— START OF Records provided —

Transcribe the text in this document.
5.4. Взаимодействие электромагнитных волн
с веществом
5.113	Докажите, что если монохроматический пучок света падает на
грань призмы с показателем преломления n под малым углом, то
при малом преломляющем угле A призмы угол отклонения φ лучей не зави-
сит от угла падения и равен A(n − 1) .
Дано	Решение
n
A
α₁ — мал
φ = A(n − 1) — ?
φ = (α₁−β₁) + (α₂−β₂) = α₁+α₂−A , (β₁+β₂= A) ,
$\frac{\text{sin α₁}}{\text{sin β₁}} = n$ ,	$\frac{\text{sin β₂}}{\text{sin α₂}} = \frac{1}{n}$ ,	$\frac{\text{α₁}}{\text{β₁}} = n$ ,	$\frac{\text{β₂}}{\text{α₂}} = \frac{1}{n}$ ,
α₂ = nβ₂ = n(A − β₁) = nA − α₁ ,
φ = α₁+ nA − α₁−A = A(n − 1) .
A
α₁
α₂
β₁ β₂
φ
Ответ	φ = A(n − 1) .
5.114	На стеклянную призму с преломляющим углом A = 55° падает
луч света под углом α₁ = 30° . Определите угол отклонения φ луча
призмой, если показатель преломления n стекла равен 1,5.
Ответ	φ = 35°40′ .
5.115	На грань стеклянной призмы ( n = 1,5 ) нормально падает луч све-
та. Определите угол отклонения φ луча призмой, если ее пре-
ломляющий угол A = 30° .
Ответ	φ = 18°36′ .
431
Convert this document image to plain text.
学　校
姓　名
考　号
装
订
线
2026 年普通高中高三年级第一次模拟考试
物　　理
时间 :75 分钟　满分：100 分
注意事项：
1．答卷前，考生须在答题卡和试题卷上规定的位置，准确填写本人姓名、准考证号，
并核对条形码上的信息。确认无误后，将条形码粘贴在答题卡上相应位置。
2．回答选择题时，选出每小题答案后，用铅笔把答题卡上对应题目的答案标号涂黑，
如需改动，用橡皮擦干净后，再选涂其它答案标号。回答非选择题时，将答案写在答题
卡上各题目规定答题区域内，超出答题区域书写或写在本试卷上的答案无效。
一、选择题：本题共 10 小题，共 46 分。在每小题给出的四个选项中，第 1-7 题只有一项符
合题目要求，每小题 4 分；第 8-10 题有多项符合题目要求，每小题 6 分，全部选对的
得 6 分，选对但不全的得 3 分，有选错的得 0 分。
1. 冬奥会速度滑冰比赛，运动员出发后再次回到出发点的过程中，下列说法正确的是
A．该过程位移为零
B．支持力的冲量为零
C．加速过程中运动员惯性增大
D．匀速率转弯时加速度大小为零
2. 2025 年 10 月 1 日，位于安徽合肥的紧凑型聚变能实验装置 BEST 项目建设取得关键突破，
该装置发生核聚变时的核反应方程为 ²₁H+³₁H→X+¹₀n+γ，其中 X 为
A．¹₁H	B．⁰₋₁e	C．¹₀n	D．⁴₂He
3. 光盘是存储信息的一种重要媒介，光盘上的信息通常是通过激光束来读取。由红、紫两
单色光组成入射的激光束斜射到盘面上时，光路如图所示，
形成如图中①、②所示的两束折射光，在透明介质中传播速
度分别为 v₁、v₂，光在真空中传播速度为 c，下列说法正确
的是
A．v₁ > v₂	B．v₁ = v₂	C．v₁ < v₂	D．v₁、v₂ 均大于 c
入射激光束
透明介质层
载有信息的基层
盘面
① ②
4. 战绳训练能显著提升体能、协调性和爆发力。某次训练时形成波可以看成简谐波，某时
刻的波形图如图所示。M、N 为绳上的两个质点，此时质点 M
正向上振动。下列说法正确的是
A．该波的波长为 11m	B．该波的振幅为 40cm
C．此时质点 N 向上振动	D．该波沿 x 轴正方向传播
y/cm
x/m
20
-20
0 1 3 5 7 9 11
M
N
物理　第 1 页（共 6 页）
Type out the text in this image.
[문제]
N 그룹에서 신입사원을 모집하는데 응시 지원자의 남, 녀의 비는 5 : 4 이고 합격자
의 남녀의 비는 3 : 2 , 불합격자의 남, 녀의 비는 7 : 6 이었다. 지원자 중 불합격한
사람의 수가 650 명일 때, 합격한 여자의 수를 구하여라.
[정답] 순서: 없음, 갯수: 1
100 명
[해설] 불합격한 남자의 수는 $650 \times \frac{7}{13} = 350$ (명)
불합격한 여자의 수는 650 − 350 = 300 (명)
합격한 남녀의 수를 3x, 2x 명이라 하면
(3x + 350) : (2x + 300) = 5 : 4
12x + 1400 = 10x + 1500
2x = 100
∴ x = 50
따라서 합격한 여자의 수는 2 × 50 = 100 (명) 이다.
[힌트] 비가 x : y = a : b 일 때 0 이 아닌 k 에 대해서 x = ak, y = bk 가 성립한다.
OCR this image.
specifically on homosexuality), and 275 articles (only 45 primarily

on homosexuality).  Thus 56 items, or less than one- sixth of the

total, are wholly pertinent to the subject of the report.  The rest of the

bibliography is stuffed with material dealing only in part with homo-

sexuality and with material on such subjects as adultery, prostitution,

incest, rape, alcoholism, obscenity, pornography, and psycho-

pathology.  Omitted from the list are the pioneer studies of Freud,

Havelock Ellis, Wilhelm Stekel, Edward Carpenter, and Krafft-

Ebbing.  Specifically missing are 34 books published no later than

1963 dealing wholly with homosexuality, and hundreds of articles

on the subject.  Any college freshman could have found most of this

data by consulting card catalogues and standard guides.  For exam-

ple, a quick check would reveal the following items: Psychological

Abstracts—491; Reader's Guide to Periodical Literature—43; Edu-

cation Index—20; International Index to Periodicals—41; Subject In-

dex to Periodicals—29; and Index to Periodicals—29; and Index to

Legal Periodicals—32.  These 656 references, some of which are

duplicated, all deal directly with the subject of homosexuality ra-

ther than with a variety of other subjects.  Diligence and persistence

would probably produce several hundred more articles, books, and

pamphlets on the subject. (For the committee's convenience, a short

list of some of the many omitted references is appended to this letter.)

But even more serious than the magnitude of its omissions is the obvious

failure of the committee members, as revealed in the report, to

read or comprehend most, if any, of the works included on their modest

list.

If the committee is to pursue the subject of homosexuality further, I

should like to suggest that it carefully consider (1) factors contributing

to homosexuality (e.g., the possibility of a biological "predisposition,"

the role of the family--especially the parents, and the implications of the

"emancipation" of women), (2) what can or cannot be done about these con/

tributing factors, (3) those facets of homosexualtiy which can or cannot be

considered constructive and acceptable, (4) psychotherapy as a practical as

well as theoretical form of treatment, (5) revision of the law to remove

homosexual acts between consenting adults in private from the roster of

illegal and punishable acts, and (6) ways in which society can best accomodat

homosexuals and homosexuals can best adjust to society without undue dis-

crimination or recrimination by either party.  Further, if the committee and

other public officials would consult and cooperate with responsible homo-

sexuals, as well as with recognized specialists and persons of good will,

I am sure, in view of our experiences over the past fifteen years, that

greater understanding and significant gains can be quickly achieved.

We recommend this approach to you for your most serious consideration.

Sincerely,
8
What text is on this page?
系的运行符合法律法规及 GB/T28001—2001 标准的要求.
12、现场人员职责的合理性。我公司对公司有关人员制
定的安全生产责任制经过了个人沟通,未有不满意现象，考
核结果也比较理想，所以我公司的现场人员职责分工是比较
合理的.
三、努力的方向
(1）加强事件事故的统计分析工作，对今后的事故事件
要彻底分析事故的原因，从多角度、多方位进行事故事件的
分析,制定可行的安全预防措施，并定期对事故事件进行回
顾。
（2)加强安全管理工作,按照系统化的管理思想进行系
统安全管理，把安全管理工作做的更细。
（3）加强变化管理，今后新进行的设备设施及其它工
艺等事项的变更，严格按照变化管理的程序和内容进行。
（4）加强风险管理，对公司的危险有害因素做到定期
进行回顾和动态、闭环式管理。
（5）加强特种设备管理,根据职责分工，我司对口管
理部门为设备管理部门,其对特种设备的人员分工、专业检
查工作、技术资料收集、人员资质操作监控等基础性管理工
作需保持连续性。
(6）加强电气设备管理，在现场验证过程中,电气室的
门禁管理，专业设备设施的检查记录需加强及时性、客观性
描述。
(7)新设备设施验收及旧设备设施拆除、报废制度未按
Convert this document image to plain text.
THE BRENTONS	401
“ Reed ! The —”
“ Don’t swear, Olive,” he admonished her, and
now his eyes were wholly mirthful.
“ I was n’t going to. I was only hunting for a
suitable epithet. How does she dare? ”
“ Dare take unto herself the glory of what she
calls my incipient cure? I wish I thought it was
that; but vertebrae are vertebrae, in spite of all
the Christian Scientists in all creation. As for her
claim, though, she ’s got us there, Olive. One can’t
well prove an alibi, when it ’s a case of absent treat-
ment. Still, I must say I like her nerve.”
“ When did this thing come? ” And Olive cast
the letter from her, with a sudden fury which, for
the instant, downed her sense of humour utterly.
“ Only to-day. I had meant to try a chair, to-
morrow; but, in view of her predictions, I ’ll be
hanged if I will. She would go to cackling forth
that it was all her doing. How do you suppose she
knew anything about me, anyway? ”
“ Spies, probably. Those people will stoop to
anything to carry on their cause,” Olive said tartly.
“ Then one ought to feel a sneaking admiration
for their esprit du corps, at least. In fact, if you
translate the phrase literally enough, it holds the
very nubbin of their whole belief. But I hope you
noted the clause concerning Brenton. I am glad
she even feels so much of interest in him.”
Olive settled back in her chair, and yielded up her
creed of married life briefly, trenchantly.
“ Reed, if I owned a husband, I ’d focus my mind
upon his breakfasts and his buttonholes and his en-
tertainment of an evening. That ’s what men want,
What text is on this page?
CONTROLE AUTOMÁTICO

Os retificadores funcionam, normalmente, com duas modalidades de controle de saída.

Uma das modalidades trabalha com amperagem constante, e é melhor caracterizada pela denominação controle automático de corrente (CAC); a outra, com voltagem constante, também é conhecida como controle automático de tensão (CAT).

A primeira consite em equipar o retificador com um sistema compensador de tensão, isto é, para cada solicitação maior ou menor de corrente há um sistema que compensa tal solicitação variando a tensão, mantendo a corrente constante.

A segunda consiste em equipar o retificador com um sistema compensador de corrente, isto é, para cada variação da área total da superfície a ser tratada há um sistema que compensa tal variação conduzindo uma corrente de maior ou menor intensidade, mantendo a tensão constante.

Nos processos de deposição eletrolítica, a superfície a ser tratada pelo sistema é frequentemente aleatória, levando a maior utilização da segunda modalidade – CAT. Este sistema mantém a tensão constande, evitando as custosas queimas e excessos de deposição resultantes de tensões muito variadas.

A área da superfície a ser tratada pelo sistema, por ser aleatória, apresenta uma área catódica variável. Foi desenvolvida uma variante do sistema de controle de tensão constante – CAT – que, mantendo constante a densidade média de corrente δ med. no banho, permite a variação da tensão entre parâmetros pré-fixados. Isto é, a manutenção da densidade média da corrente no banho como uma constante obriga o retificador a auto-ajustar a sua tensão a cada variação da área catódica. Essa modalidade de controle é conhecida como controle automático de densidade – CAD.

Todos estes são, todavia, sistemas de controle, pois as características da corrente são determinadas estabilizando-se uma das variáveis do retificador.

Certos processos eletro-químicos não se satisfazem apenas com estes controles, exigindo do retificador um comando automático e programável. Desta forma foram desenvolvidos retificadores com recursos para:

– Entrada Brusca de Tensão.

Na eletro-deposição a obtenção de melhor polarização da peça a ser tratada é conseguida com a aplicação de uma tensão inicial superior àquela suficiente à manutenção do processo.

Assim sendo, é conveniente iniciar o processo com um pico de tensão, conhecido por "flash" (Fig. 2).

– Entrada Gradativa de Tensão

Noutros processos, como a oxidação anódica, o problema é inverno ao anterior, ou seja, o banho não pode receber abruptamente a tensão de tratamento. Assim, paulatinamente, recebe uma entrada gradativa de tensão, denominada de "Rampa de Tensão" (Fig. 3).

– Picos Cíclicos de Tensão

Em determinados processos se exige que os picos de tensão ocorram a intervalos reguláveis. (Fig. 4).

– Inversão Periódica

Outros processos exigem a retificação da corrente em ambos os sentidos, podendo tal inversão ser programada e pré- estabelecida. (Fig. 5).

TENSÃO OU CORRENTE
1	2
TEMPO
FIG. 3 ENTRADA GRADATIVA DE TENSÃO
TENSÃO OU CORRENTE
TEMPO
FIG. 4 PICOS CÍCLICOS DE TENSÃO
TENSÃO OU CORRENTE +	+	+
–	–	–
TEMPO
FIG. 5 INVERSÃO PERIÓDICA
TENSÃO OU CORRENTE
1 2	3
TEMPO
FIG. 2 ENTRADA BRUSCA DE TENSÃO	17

— END OF Records provided —

## Exercise directions
Which lines hold the string "material"? List them all.

## Response to the exercise
bibliography is stuffed with material dealing only in part with homo-
sexuality and with material on such subjects as adultery, prostitution,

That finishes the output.